▶ **Extracted records**
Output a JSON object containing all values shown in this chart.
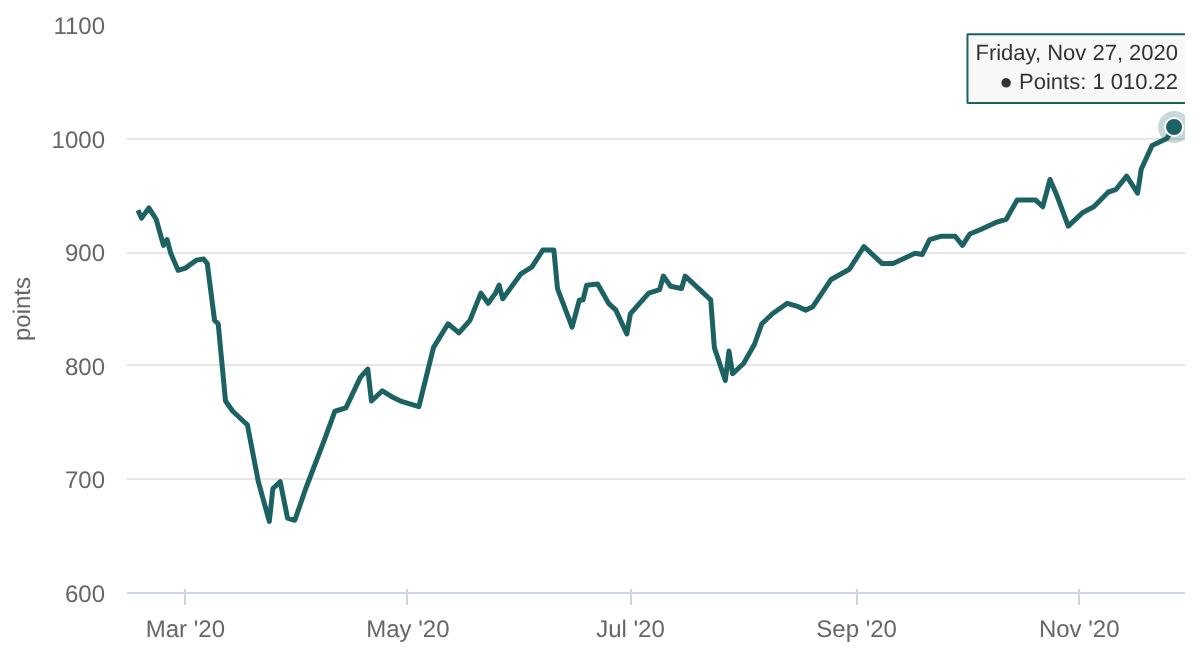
{
  "chart_data": {
    "type": "line",
    "ylabel": "points",
    "xlim": [
      "2020-02-14",
      "2020-11-30"
    ],
    "ylim": [
      600,
      1100
    ],
    "xticks": [
      {
        "value": "2020-03-01",
        "label": "Mar '20"
      },
      {
        "value": "2020-05-01",
        "label": "May '20"
      },
      {
        "value": "2020-07-01",
        "label": "Jul '20"
      },
      {
        "value": "2020-09-01",
        "label": "Sep '20"
      },
      {
        "value": "2020-11-01",
        "label": "Nov '20"
      }
    ],
    "yticks": [
      600,
      700,
      800,
      900,
      1000,
      1100
    ],
    "grid": "y",
    "annotations": [
      {
        "text": "Friday, Nov 27, 2020\n● Points: 1 010.22",
        "x": "2020-11-27",
        "y": 1010.22
      }
    ],
    "series": [
      {
        "color": "#1d6262",
        "line_style": "solid",
        "x": [
          "2020-02-17",
          "2020-02-18",
          "2020-02-20",
          "2020-02-22",
          "2020-02-24",
          "2020-02-25",
          "2020-02-26",
          "2020-02-28",
          "2020-03-01",
          "2020-03-04",
          "2020-03-06",
          "2020-03-07",
          "2020-03-09",
          "2020-03-10",
          "2020-03-12",
          "2020-03-14",
          "2020-03-17",
          "2020-03-18",
          "2020-03-21",
          "2020-03-24",
          "2020-03-25",
          "2020-03-27",
          "2020-03-29",
          "2020-03-31",
          "2020-04-03",
          "2020-04-08",
          "2020-04-11",
          "2020-04-14",
          "2020-04-18",
          "2020-04-20",
          "2020-04-21",
          "2020-04-24",
          "2020-04-27",
          "2020-04-29",
          "2020-05-04",
          "2020-05-08",
          "2020-05-12",
          "2020-05-15",
          "2020-05-18",
          "2020-05-21",
          "2020-05-23",
          "2020-05-25",
          "2020-05-26",
          "2020-05-27",
          "2020-06-01",
          "2020-06-04",
          "2020-06-07",
          "2020-06-10",
          "2020-06-11",
          "2020-06-15",
          "2020-06-17",
          "2020-06-18",
          "2020-06-19",
          "2020-06-22",
          "2020-06-25",
          "2020-06-27",
          "2020-06-30",
          "2020-07-01",
          "2020-07-06",
          "2020-07-09",
          "2020-07-10",
          "2020-07-12",
          "2020-07-15",
          "2020-07-16",
          "2020-07-20",
          "2020-07-23",
          "2020-07-24",
          "2020-07-27",
          "2020-07-28",
          "2020-07-29",
          "2020-08-01",
          "2020-08-04",
          "2020-08-06",
          "2020-08-09",
          "2020-08-13",
          "2020-08-16",
          "2020-08-18",
          "2020-08-20",
          "2020-08-25",
          "2020-08-30",
          "2020-09-03",
          "2020-09-08",
          "2020-09-11",
          "2020-09-17",
          "2020-09-19",
          "2020-09-21",
          "2020-09-24",
          "2020-09-28",
          "2020-09-30",
          "2020-10-02",
          "2020-10-05",
          "2020-10-09",
          "2020-10-12",
          "2020-10-15",
          "2020-10-20",
          "2020-10-22",
          "2020-10-24",
          "2020-10-26",
          "2020-10-29",
          "2020-11-02",
          "2020-11-05",
          "2020-11-09",
          "2020-11-11",
          "2020-11-14",
          "2020-11-17",
          "2020-11-18",
          "2020-11-21",
          "2020-11-25",
          "2020-11-27"
        ],
        "values": [
          937,
          930,
          939,
          929,
          906,
          911,
          899,
          884,
          886,
          893,
          894,
          890,
          840,
          837,
          769,
          760,
          751,
          748,
          698,
          663,
          692,
          698,
          666,
          664,
          692,
          734,
          760,
          763,
          790,
          797,
          769,
          778,
          772,
          769,
          764,
          816,
          837,
          829,
          840,
          864,
          855,
          864,
          871,
          859,
          881,
          887,
          902,
          902,
          868,
          834,
          858,
          858,
          871,
          872,
          855,
          849,
          828,
          846,
          864,
          867,
          879,
          870,
          868,
          879,
          867,
          858,
          816,
          787,
          813,
          793,
          802,
          819,
          837,
          846,
          855,
          852,
          849,
          852,
          876,
          885,
          905,
          890,
          890,
          899,
          898,
          911,
          914,
          914,
          906,
          916,
          920,
          926,
          929,
          946,
          946,
          940,
          964,
          949,
          923,
          935,
          940,
          953,
          955,
          967,
          952,
          973,
          994,
          1000,
          1010.22
        ]
      }
    ]
  }
}
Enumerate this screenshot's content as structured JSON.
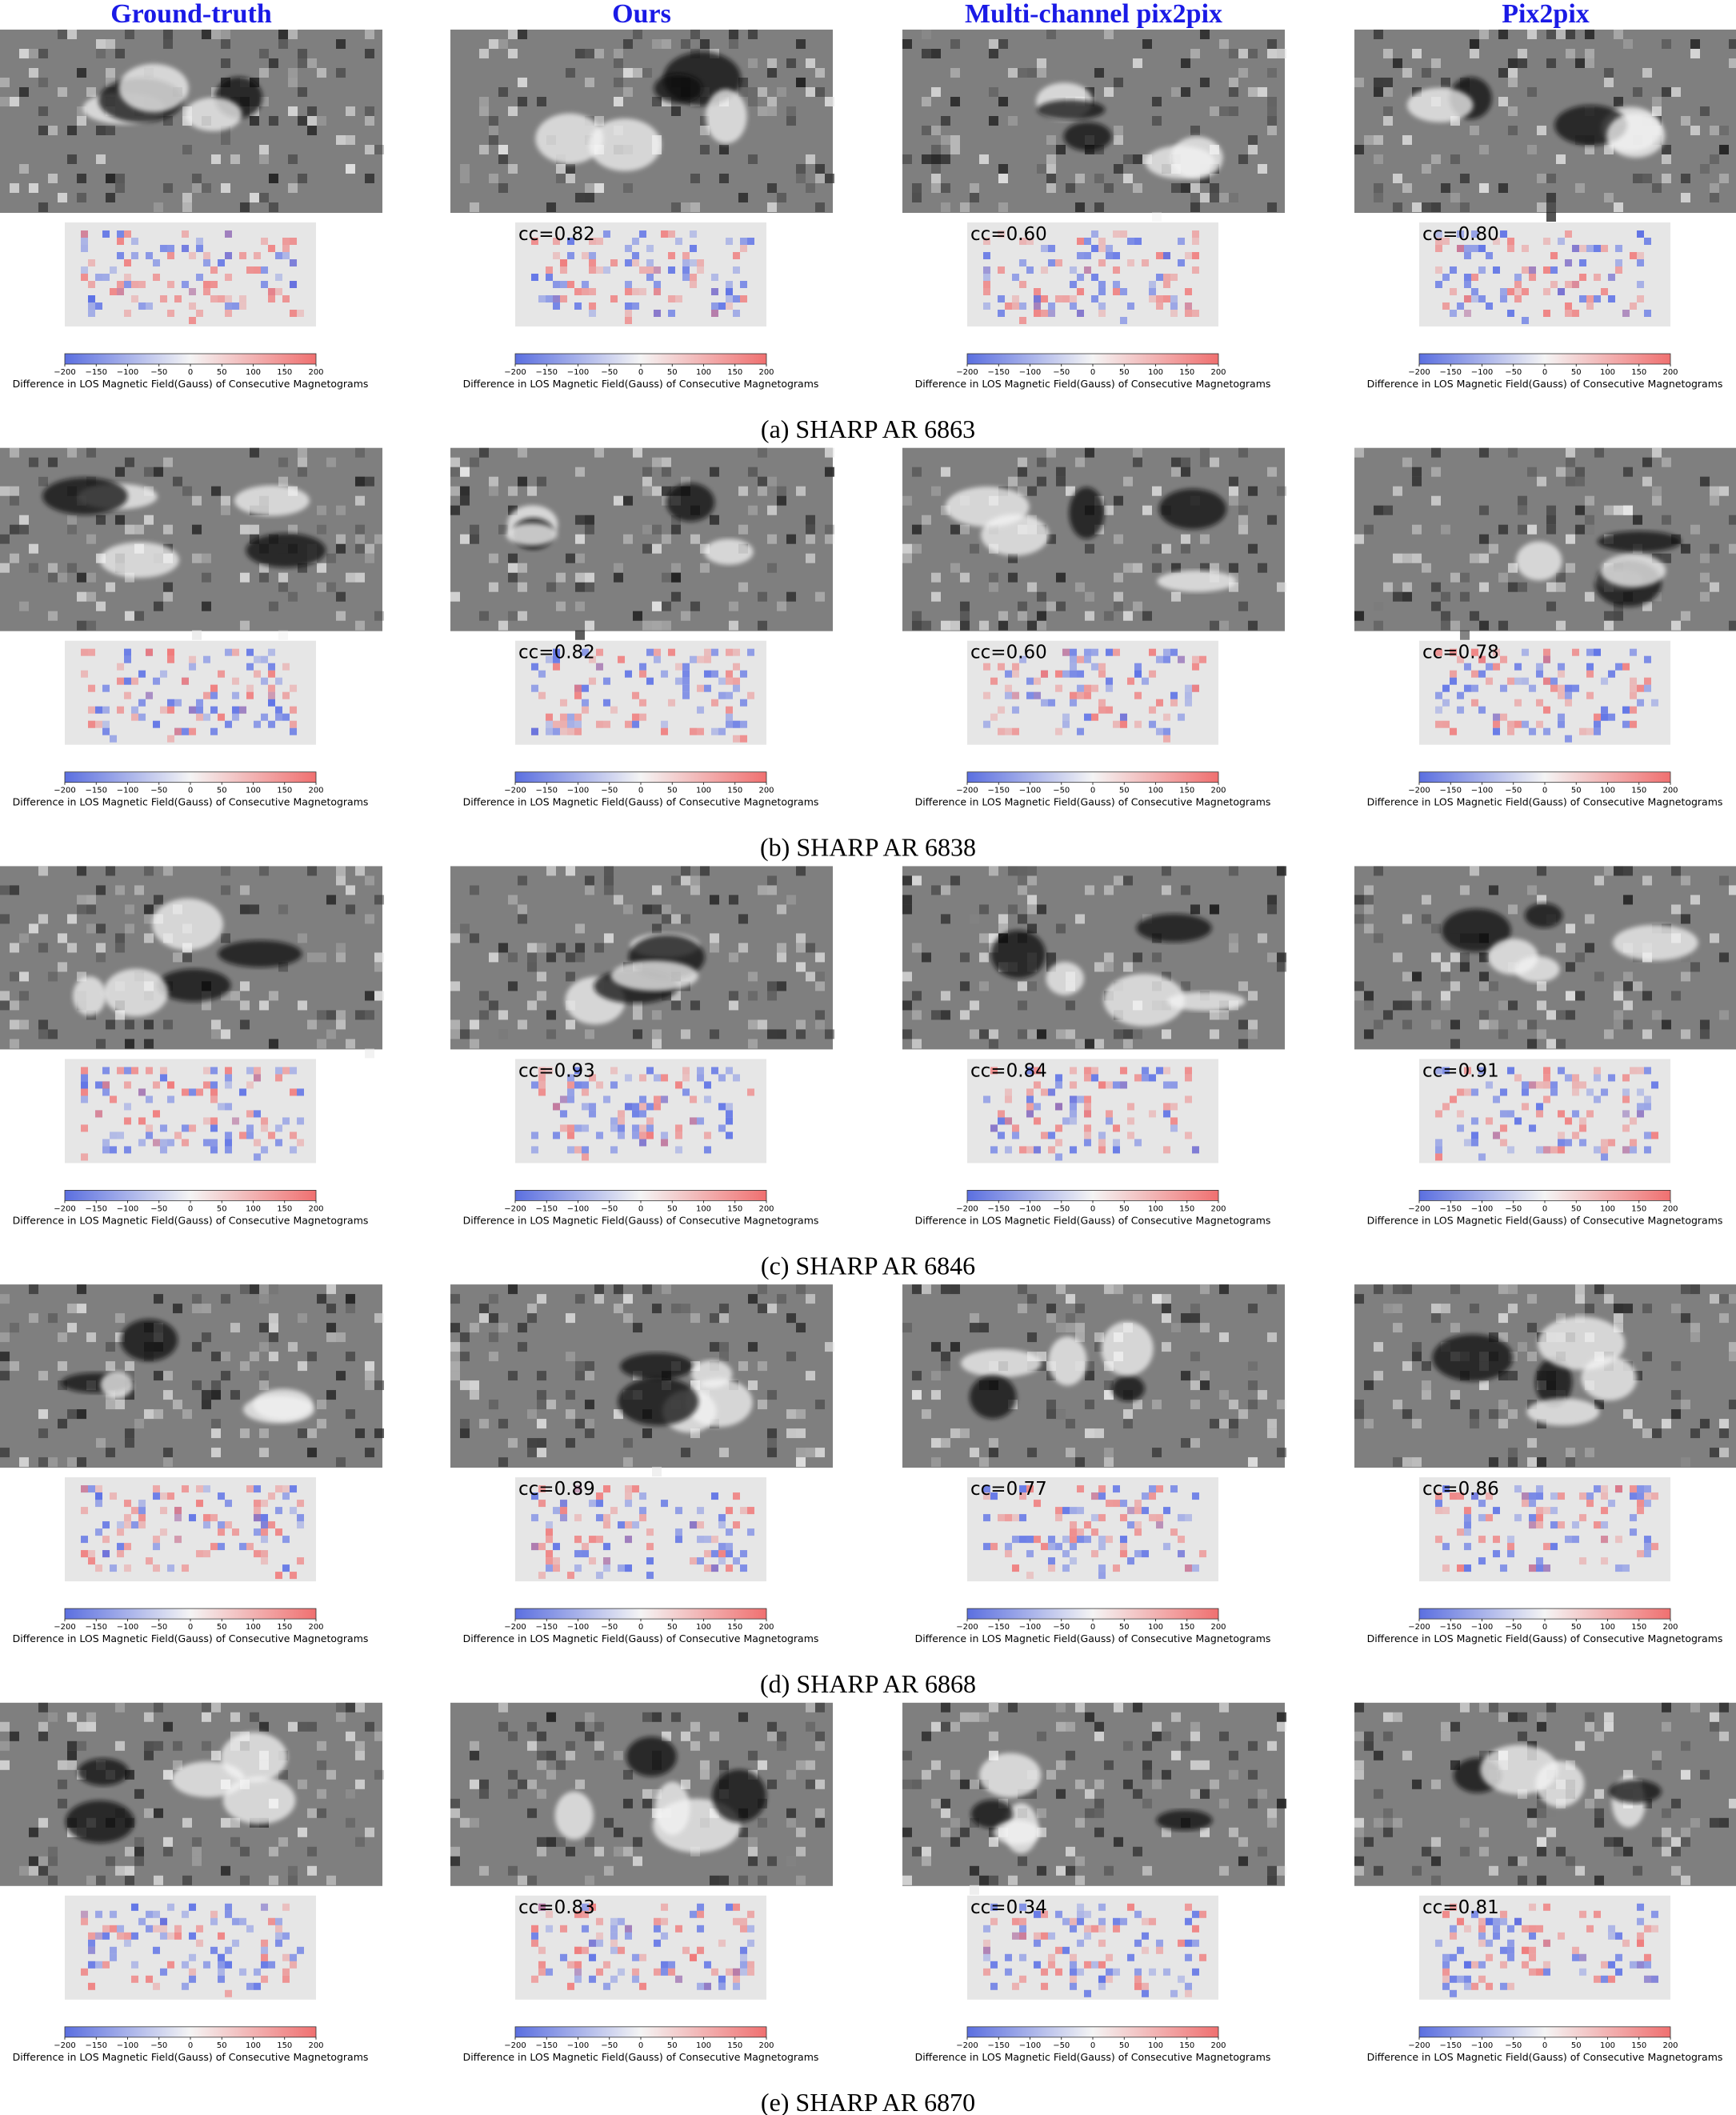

▶ **Objective**
Pull out every line in the material above where "JSON" occurs.

▶ **Result for this task**
Output a JSON object containing all values shown in this chart.
Enumerate this screenshot's content as structured JSON.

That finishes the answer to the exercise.